**Exercise instructions:**
Repeat, without any change, the entries presented below.
— Start of Data provided —
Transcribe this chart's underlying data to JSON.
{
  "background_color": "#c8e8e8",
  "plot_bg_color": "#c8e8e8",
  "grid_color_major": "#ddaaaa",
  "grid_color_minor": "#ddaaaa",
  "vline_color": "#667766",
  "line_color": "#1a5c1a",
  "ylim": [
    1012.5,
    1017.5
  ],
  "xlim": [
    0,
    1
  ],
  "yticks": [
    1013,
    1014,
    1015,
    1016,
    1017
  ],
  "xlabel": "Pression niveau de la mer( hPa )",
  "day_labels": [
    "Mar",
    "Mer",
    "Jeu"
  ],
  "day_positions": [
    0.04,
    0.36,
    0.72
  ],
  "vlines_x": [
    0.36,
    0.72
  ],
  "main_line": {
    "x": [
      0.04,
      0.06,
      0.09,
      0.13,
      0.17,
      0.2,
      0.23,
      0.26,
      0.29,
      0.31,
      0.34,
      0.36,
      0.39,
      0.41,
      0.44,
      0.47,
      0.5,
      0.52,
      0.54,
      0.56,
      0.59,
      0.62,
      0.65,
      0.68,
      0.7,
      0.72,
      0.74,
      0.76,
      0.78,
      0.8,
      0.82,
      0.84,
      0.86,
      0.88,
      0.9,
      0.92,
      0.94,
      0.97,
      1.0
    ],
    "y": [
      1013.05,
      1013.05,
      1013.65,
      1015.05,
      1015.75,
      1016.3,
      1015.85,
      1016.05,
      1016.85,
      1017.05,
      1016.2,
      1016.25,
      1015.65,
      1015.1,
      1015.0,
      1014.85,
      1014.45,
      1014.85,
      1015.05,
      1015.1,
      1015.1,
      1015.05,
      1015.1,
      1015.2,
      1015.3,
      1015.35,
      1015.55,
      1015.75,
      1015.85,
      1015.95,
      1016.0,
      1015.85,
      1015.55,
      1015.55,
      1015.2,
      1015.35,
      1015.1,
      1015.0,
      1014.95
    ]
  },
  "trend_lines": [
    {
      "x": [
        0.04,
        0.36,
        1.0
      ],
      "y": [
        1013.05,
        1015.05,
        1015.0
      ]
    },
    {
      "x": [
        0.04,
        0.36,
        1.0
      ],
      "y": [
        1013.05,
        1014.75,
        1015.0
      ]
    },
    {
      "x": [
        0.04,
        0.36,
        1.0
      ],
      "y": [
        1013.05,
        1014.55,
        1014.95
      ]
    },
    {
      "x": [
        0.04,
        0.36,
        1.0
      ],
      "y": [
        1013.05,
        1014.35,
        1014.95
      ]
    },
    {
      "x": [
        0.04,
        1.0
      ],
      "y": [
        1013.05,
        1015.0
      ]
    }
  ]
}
— End of Data provided —
**Worked answer:**
Transcribe this chart's underlying data to JSON.
{
  "background_color": "#c8e8e8",
  "plot_bg_color": "#c8e8e8",
  "grid_color_major": "#ddaaaa",
  "grid_color_minor": "#ddaaaa",
  "vline_color": "#667766",
  "line_color": "#1a5c1a",
  "ylim": [
    1012.5,
    1017.5
  ],
  "xlim": [
    0,
    1
  ],
  "yticks": [
    1013,
    1014,
    1015,
    1016,
    1017
  ],
  "xlabel": "Pression niveau de la mer( hPa )",
  "day_labels": [
    "Mar",
    "Mer",
    "Jeu"
  ],
  "day_positions": [
    0.04,
    0.36,
    0.72
  ],
  "vlines_x": [
    0.36,
    0.72
  ],
  "main_line": {
    "x": [
      0.04,
      0.06,
      0.09,
      0.13,
      0.17,
      0.2,
      0.23,
      0.26,
      0.29,
      0.31,
      0.34,
      0.36,
      0.39,
      0.41,
      0.44,
      0.47,
      0.5,
      0.52,
      0.54,
      0.56,
      0.59,
      0.62,
      0.65,
      0.68,
      0.7,
      0.72,
      0.74,
      0.76,
      0.78,
      0.8,
      0.82,
      0.84,
      0.86,
      0.88,
      0.9,
      0.92,
      0.94,
      0.97,
      1.0
    ],
    "y": [
      1013.05,
      1013.05,
      1013.65,
      1015.05,
      1015.75,
      1016.3,
      1015.85,
      1016.05,
      1016.85,
      1017.05,
      1016.2,
      1016.25,
      1015.65,
      1015.1,
      1015.0,
      1014.85,
      1014.45,
      1014.85,
      1015.05,
      1015.1,
      1015.1,
      1015.05,
      1015.1,
      1015.2,
      1015.3,
      1015.35,
      1015.55,
      1015.75,
      1015.85,
      1015.95,
      1016.0,
      1015.85,
      1015.55,
      1015.55,
      1015.2,
      1015.35,
      1015.1,
      1015.0,
      1014.95
    ]
  },
  "trend_lines": [
    {
      "x": [
        0.04,
        0.36,
        1.0
      ],
      "y": [
        1013.05,
        1015.05,
        1015.0
      ]
    },
    {
      "x": [
        0.04,
        0.36,
        1.0
      ],
      "y": [
        1013.05,
        1014.75,
        1015.0
      ]
    },
    {
      "x": [
        0.04,
        0.36,
        1.0
      ],
      "y": [
        1013.05,
        1014.55,
        1014.95
      ]
    },
    {
      "x": [
        0.04,
        0.36,
        1.0
      ],
      "y": [
        1013.05,
        1014.35,
        1014.95
      ]
    },
    {
      "x": [
        0.04,
        1.0
      ],
      "y": [
        1013.05,
        1015.0
      ]
    }
  ]
}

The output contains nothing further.